## WHAT IS BEING ASKED
Rewrite the stretch of rows from the line containing "y-tick-label: 费用增加 bbox=[44, 524, 112, 544]" through the line containing "chart-subtitle: （单位：%） bbox=[233, 169, 345, 193]", replacing "data-label" with "value-label" and leaving everything else unchanged.

======== EXTRACTED INFORMATION

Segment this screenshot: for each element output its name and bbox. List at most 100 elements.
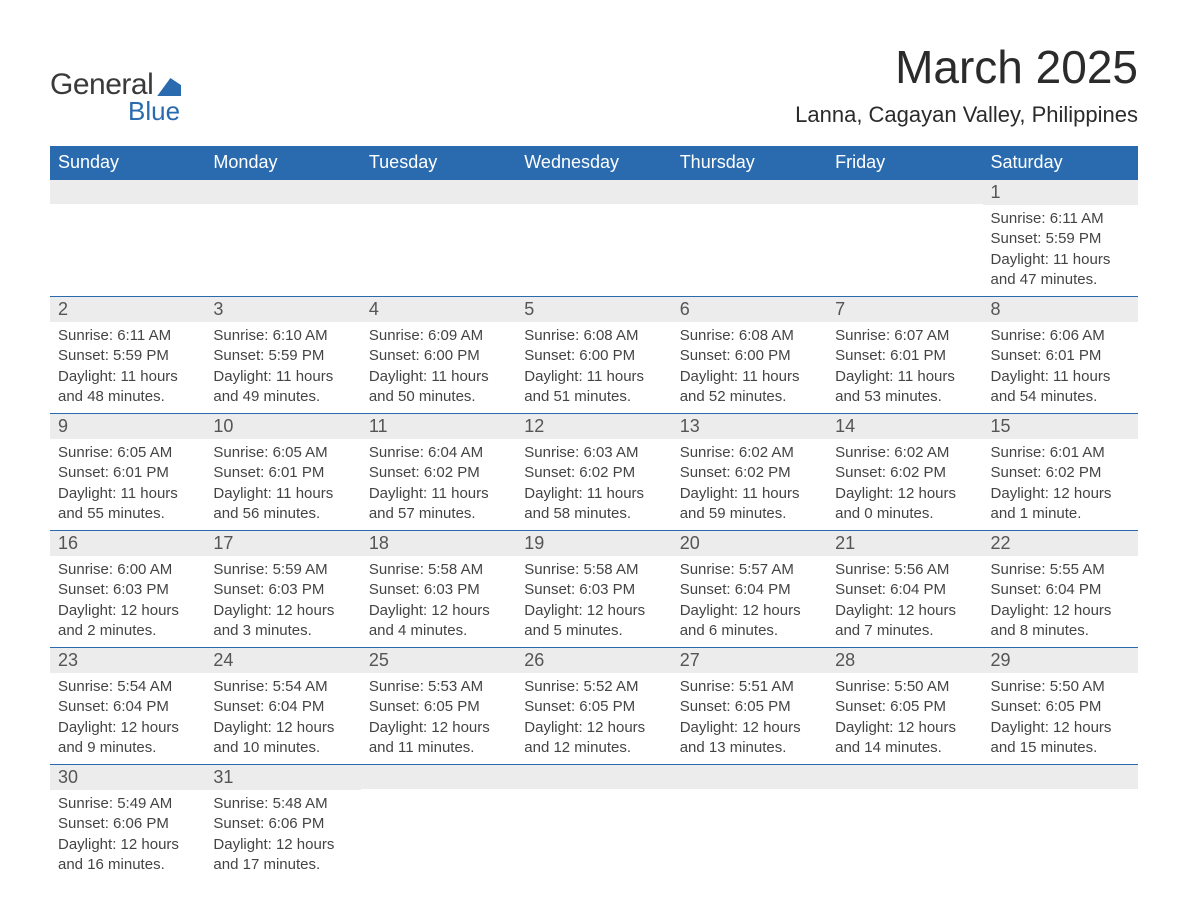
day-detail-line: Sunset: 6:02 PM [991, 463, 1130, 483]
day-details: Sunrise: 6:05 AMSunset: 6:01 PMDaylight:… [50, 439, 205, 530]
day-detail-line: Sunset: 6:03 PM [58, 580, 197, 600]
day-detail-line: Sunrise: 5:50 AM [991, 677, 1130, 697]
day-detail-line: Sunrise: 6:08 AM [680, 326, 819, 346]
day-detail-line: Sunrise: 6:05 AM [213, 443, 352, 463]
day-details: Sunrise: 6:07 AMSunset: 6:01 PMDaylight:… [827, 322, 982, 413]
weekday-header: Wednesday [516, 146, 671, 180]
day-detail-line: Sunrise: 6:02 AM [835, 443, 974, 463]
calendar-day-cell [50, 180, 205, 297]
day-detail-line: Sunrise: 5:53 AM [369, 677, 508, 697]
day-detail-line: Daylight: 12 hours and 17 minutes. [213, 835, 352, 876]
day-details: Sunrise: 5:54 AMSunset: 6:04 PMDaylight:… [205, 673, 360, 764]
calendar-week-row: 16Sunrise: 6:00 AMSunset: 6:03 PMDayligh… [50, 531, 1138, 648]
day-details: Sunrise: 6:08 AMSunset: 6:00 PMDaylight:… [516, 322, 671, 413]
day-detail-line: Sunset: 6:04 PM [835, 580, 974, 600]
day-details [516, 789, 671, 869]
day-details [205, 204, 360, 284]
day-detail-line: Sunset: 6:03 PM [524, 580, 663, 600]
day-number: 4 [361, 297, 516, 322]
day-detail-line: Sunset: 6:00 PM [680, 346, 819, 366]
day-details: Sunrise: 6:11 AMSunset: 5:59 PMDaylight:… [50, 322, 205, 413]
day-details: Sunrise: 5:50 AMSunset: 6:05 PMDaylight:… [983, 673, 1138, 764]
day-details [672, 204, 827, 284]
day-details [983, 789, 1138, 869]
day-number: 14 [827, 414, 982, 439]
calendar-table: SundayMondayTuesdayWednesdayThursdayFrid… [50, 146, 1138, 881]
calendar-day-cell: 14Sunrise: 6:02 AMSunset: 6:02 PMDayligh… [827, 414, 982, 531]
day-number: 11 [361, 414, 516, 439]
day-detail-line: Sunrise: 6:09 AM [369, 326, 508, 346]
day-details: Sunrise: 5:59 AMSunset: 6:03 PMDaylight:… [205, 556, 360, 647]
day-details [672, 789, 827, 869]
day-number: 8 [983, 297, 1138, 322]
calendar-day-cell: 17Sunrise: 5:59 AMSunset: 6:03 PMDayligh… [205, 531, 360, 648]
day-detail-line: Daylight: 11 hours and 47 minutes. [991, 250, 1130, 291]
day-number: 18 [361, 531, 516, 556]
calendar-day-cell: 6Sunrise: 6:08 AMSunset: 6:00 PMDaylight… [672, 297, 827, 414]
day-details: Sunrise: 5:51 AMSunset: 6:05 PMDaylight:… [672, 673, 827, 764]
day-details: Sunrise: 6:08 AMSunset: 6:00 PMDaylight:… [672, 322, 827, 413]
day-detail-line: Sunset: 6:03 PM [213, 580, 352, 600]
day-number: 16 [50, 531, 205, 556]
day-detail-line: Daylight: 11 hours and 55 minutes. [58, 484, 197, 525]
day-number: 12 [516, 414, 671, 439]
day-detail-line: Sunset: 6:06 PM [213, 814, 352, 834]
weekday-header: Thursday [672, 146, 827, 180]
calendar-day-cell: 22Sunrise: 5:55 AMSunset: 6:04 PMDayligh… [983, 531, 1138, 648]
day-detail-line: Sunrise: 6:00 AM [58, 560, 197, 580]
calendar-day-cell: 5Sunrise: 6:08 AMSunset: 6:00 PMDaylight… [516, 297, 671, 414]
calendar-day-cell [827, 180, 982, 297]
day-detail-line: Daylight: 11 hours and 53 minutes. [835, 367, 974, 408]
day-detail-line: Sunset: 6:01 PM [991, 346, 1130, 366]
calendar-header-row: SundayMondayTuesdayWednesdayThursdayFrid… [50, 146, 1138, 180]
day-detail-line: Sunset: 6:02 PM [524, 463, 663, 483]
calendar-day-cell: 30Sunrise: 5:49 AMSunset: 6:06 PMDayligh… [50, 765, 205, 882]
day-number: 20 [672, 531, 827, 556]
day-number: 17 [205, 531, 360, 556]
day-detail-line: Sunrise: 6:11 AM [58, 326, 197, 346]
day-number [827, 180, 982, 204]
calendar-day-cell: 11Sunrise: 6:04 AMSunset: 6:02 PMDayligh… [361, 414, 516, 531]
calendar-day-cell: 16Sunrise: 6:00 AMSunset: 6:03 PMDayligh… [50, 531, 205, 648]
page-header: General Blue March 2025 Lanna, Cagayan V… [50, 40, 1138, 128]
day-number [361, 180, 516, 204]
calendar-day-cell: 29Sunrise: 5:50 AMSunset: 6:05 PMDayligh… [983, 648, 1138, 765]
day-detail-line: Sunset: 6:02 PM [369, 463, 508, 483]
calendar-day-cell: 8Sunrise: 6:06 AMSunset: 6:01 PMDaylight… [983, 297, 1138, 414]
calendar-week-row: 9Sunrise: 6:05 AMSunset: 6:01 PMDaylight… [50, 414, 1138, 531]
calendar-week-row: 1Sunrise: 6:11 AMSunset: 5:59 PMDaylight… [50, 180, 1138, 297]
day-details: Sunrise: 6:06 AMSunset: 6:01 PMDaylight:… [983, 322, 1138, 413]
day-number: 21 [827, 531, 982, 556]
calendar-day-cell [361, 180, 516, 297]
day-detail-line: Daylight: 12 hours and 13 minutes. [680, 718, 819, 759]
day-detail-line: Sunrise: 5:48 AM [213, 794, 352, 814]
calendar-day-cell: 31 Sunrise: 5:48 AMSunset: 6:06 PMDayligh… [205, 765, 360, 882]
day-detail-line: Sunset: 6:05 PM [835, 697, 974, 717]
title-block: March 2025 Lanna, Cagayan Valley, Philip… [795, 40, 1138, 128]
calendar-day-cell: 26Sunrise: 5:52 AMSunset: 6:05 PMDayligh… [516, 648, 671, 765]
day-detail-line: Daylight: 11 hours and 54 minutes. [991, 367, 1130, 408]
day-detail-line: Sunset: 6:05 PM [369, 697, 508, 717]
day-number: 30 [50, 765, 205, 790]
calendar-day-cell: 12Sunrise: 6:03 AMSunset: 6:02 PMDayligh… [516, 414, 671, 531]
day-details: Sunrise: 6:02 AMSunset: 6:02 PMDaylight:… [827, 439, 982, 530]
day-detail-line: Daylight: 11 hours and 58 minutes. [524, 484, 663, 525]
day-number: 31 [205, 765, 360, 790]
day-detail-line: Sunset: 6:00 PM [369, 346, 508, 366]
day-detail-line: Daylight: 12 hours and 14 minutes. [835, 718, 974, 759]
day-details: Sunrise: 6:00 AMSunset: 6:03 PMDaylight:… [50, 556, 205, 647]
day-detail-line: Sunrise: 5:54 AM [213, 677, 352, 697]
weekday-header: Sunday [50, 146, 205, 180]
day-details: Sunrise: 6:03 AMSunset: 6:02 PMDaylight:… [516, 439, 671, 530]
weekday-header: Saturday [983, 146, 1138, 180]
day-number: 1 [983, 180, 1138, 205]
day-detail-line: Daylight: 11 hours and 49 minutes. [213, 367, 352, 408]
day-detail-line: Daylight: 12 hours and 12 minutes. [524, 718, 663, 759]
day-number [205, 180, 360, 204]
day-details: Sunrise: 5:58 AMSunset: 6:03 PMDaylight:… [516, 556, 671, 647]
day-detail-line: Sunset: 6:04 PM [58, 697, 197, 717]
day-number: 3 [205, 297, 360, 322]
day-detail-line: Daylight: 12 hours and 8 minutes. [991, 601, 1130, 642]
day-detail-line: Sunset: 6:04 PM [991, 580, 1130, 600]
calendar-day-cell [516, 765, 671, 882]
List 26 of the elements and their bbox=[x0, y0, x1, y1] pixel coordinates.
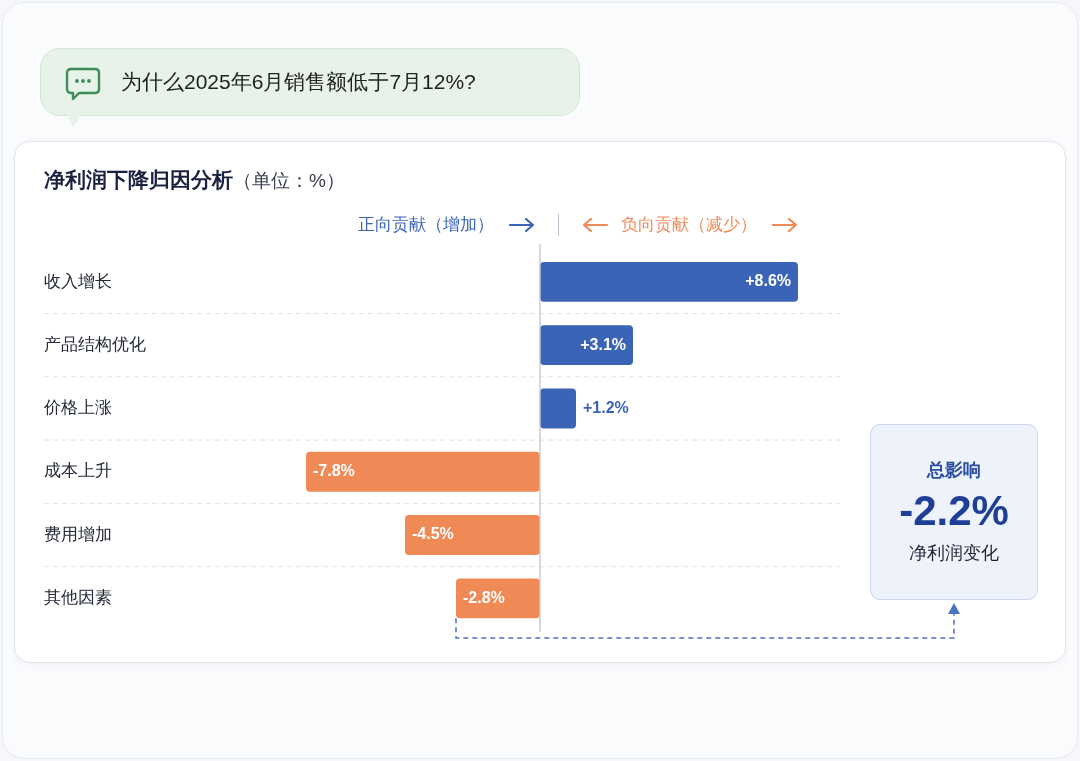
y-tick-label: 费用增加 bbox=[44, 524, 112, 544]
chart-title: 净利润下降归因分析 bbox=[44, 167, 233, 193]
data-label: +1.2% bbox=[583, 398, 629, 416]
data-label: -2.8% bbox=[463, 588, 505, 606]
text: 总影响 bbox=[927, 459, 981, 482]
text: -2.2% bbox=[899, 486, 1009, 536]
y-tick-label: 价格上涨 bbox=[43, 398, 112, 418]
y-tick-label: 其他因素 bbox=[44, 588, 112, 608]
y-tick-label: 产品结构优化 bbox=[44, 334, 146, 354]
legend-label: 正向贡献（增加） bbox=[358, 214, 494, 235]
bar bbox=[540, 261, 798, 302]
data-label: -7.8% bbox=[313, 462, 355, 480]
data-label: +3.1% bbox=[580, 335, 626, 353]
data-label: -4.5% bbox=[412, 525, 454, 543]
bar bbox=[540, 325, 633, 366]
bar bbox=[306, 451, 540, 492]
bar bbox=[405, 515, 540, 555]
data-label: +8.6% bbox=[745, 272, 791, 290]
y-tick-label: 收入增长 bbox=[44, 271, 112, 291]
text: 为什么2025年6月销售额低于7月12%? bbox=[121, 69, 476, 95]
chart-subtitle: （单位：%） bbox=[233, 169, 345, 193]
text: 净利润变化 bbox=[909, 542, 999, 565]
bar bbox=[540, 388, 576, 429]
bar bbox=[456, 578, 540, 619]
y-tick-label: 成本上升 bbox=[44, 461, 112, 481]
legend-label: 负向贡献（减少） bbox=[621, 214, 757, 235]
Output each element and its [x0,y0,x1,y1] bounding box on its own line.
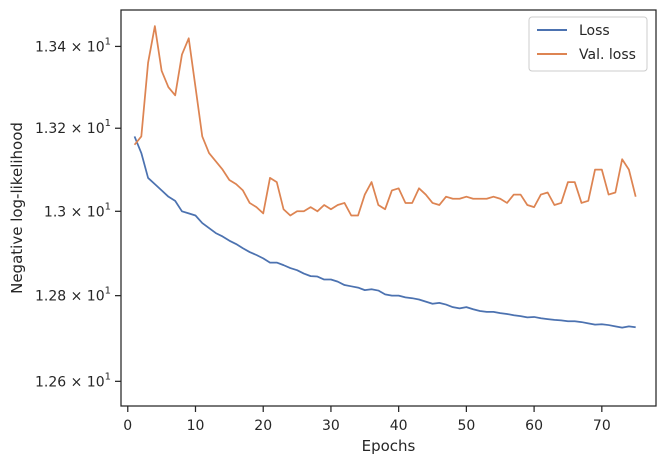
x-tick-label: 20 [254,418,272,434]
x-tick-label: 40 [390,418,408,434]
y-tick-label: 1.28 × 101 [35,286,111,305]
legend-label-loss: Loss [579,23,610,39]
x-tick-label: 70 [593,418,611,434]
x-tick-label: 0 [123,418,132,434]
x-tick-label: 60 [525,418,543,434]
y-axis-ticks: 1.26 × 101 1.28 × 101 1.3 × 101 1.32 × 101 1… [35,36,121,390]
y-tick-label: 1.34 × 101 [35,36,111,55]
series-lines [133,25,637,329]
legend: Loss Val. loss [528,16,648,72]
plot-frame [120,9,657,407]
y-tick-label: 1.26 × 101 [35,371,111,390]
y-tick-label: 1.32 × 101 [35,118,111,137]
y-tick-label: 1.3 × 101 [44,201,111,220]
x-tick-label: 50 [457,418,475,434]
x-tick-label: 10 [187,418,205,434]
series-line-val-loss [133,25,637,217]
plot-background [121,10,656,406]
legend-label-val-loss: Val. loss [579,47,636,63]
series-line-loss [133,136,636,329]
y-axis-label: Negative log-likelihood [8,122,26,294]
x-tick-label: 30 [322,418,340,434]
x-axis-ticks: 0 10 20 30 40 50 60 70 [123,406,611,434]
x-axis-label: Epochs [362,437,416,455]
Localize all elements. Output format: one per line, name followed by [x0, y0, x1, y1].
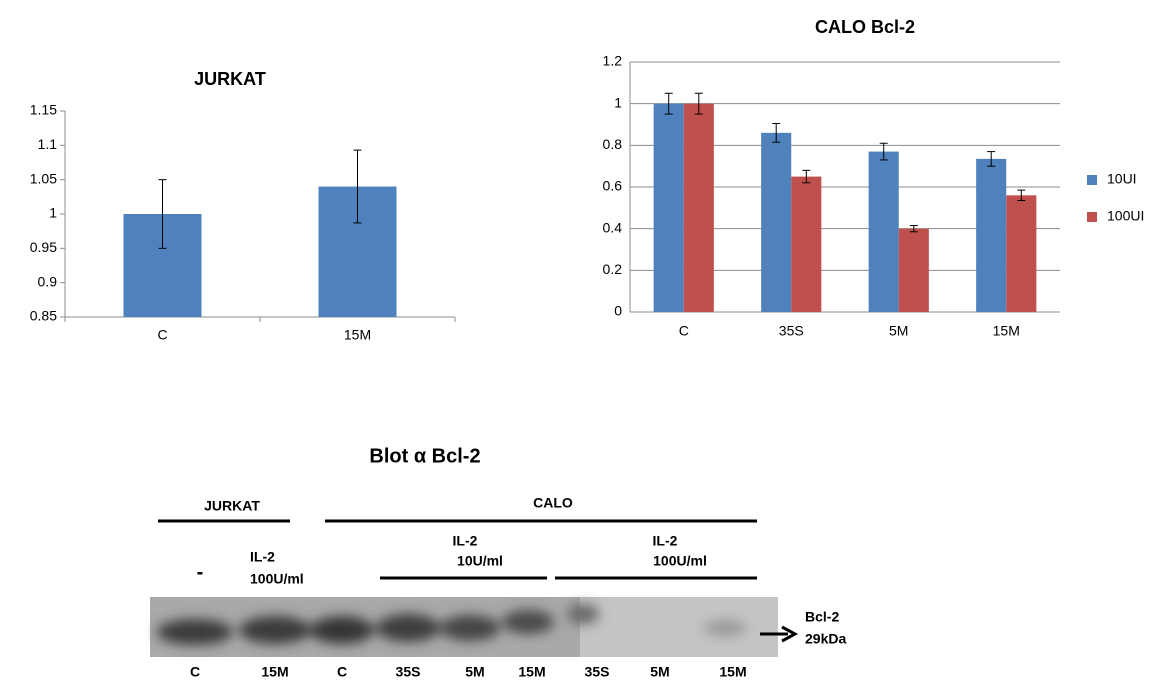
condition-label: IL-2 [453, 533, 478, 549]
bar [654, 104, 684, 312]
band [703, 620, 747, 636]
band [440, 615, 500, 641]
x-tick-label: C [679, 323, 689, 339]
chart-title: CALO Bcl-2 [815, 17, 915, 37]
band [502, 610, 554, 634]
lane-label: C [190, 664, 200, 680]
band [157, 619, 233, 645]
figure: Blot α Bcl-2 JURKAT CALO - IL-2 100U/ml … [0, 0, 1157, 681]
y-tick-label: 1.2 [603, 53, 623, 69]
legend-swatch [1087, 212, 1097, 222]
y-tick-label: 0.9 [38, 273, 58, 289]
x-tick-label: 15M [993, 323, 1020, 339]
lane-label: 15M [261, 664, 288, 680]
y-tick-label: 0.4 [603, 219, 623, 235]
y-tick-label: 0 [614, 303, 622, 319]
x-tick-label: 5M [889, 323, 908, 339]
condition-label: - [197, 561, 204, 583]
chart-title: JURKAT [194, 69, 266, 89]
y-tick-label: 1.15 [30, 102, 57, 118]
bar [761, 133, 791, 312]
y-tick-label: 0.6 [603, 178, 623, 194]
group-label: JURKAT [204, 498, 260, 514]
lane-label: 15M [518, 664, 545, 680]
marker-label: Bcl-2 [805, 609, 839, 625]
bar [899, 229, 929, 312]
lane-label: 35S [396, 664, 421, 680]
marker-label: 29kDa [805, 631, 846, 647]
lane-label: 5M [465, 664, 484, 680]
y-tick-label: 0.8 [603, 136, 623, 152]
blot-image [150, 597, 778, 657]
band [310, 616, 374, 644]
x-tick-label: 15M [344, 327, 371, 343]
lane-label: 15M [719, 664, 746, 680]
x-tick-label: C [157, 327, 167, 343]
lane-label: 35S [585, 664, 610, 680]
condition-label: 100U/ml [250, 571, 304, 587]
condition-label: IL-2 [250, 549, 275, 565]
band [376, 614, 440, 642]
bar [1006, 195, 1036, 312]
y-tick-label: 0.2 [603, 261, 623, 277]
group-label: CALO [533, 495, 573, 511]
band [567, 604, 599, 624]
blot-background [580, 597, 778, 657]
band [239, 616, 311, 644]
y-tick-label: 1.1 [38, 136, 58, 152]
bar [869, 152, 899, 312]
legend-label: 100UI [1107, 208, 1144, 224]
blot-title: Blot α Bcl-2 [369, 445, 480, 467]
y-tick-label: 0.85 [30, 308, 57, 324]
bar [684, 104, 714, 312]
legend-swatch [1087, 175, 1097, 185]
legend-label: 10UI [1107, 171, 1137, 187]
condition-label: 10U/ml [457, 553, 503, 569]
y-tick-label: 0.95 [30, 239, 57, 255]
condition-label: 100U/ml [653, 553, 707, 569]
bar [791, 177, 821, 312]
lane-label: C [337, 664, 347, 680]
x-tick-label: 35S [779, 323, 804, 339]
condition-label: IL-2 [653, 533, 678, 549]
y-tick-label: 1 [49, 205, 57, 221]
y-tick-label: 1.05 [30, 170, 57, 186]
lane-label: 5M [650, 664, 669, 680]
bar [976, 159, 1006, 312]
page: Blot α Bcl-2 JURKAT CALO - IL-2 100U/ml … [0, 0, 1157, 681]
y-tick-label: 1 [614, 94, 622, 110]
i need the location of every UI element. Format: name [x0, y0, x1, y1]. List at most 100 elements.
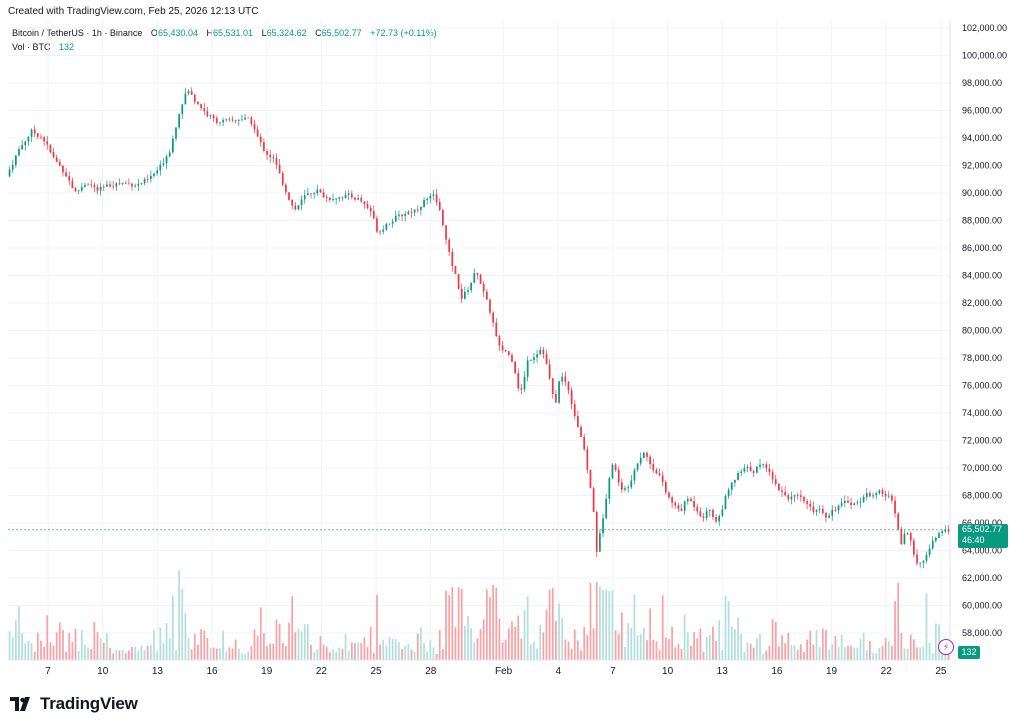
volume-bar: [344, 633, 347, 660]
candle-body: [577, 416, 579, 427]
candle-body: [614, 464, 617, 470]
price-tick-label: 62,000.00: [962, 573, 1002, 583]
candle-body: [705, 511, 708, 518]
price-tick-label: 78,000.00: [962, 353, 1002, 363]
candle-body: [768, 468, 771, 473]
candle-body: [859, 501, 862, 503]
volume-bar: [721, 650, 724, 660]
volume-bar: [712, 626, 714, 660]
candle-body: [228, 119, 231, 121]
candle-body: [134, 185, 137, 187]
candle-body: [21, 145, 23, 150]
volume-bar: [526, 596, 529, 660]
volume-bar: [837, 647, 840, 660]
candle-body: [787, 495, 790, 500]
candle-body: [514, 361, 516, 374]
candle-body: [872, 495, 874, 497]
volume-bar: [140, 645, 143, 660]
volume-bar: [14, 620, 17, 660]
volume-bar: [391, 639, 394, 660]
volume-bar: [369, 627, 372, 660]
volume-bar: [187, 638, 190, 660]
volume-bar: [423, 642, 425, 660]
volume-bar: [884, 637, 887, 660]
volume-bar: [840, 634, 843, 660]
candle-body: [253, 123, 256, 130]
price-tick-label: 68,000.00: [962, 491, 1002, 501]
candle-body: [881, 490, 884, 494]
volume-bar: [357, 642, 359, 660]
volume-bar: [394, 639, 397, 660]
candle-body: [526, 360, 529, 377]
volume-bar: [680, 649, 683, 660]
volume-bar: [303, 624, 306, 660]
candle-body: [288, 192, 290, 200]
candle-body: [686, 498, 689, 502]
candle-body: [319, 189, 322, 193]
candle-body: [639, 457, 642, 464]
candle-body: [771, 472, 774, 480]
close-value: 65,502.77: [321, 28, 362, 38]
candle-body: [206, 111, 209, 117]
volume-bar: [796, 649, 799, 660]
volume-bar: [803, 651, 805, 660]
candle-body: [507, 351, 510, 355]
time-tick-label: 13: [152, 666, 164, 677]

================

## FULL OUTPUT
y-tick-label: 费用增加 bbox=[44, 524, 112, 544]
chart-title: 净利润下降归因分析 bbox=[44, 167, 233, 193]
value-label: +1.2% bbox=[583, 398, 629, 416]
value-label: -2.8% bbox=[463, 588, 505, 606]
text: 总影响 bbox=[927, 459, 981, 482]
text: -2.2% bbox=[899, 486, 1009, 536]
y-tick-label: 价格上涨 bbox=[43, 398, 112, 418]
y-tick-label: 其他因素 bbox=[44, 588, 112, 608]
y-tick-label: 产品结构优化 bbox=[44, 334, 146, 354]
legend-label: 正向贡献（增加） bbox=[358, 214, 494, 235]
bar bbox=[540, 261, 798, 302]
value-label: -7.8% bbox=[313, 462, 355, 480]
value-label: +3.1% bbox=[580, 335, 626, 353]
value-label: -4.5% bbox=[412, 525, 454, 543]
bar bbox=[540, 325, 633, 366]
bar bbox=[306, 451, 540, 492]
bar bbox=[405, 515, 540, 555]
value-label: +8.6% bbox=[745, 272, 791, 290]
y-tick-label: 收入增长 bbox=[44, 271, 112, 291]
text: 为什么2025年6月销售额低于7月12%? bbox=[121, 69, 476, 95]
chart-subtitle: （单位：%） bbox=[233, 169, 345, 193]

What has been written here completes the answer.